* Begin RECORD SET *
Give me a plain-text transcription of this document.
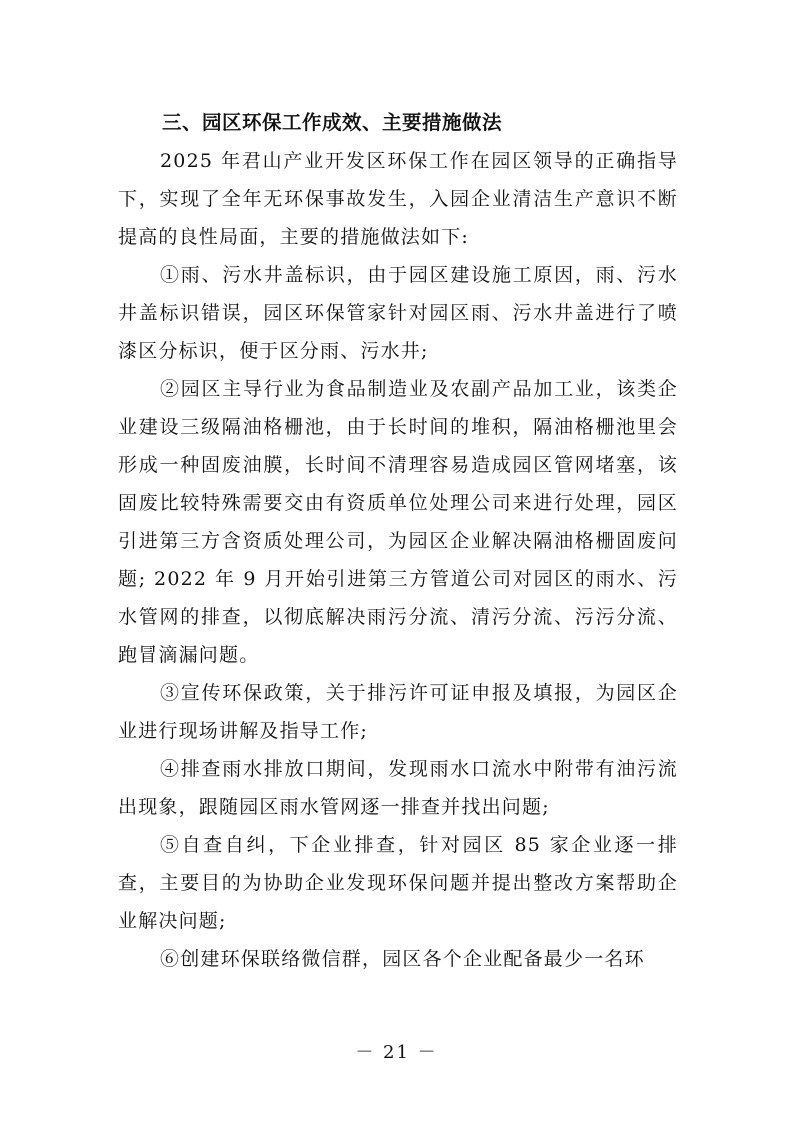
三、园区环保工作成效、主要措施做法

2025 年君山产业开发区环保工作在园区领导的正确指导下，实现了全年无环保事故发生，入园企业清洁生产意识不断提高的良性局面，主要的措施做法如下:

①雨、污水井盖标识，由于园区建设施工原因，雨、污水井盖标识错误，园区环保管家针对园区雨、污水井盖进行了喷漆区分标识，便于区分雨、污水井;

②园区主导行业为食品制造业及农副产品加工业，该类企业建设三级隔油格栅池，由于长时间的堆积，隔油格栅池里会形成一种固废油膜，长时间不清理容易造成园区管网堵塞，该固废比较特殊需要交由有资质单位处理公司来进行处理，园区引进第三方含资质处理公司，为园区企业解决隔油格栅固废问题; 2022 年 9 月开始引进第三方管道公司对园区的雨水、污水管网的排查，以彻底解决雨污分流、清污分流、污污分流、跑冒滴漏问题。

③宣传环保政策，关于排污许可证申报及填报，为园区企业进行现场讲解及指导工作;

④排查雨水排放口期间，发现雨水口流水中附带有油污流出现象，跟随园区雨水管网逐一排查并找出问题;

⑤自查自纠，下企业排查，针对园区 85 家企业逐一排查，主要目的为协助企业发现环保问题并提出整改方案帮助企业解决问题;

⑥创建环保联络微信群，园区各个企业配备最少一名环

－ 21 －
* End RECORD SET *
Print every entry exactly as written, without the pictures.

▶ [CORRECT RESULT]:
Give me a plain-text transcription of this document.
三、园区环保工作成效、主要措施做法

2025 年君山产业开发区环保工作在园区领导的正确指导下，实现了全年无环保事故发生，入园企业清洁生产意识不断提高的良性局面，主要的措施做法如下:

①雨、污水井盖标识，由于园区建设施工原因，雨、污水井盖标识错误，园区环保管家针对园区雨、污水井盖进行了喷漆区分标识，便于区分雨、污水井;

②园区主导行业为食品制造业及农副产品加工业，该类企业建设三级隔油格栅池，由于长时间的堆积，隔油格栅池里会形成一种固废油膜，长时间不清理容易造成园区管网堵塞，该固废比较特殊需要交由有资质单位处理公司来进行处理，园区引进第三方含资质处理公司，为园区企业解决隔油格栅固废问题; 2022 年 9 月开始引进第三方管道公司对园区的雨水、污水管网的排查，以彻底解决雨污分流、清污分流、污污分流、跑冒滴漏问题。

③宣传环保政策，关于排污许可证申报及填报，为园区企业进行现场讲解及指导工作;

④排查雨水排放口期间，发现雨水口流水中附带有油污流出现象，跟随园区雨水管网逐一排查并找出问题;

⑤自查自纠，下企业排查，针对园区 85 家企业逐一排查，主要目的为协助企业发现环保问题并提出整改方案帮助企业解决问题;

⑥创建环保联络微信群，园区各个企业配备最少一名环

－ 21 －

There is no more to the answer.